[Rows from a dataset]
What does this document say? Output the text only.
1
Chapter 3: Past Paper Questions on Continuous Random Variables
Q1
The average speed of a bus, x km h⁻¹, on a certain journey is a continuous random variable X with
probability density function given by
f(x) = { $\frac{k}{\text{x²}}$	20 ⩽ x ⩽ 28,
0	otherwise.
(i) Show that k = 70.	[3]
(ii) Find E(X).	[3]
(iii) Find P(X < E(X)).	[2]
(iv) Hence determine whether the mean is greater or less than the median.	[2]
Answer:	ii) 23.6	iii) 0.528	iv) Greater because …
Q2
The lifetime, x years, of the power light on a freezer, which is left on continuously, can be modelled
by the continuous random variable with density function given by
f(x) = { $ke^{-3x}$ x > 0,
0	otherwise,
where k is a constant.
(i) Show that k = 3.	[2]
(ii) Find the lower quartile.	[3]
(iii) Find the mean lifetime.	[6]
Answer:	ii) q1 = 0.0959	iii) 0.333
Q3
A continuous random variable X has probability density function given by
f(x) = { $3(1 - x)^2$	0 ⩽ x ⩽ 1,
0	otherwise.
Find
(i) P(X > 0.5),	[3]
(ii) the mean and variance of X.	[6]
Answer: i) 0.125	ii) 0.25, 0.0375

...

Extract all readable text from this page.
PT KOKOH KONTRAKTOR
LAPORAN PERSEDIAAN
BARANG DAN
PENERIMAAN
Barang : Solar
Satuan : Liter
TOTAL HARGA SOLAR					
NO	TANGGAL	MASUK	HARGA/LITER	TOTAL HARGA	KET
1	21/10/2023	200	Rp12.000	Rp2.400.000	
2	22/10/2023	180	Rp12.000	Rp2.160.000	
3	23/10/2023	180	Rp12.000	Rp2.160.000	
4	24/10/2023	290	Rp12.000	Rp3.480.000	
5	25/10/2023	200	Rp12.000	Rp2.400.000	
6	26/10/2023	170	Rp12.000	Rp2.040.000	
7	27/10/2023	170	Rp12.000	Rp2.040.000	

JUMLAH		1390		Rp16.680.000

---

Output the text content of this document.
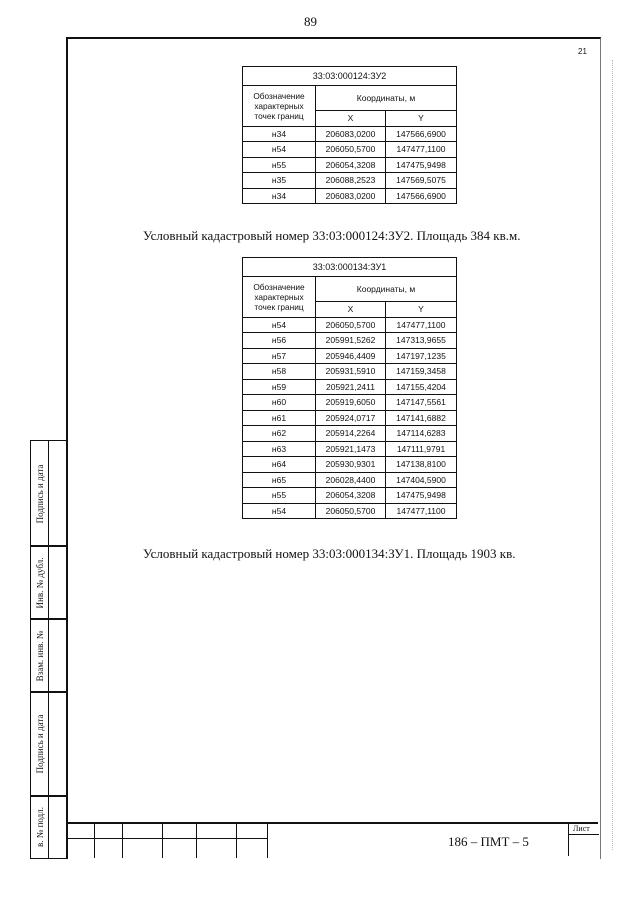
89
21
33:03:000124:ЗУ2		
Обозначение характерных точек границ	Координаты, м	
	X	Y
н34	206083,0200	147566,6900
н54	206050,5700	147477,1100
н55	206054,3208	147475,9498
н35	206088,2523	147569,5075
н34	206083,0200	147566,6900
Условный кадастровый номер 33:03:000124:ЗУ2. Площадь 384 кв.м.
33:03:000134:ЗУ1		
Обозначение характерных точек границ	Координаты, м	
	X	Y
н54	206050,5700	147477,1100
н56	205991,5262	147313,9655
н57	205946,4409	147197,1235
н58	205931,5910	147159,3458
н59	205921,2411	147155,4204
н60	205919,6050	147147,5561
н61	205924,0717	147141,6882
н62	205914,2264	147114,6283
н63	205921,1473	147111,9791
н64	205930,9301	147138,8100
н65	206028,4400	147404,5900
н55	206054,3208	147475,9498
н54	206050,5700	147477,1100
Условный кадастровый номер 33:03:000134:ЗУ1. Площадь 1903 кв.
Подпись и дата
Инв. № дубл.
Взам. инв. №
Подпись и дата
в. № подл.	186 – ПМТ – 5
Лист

= Task requirements =
Find the word "with" in the entries, and copy every line it shows up in.

= The solution =
The average speed of a bus, x km h⁻¹, on a certain journey is a continuous random variable X with
by the continuous random variable with density function given by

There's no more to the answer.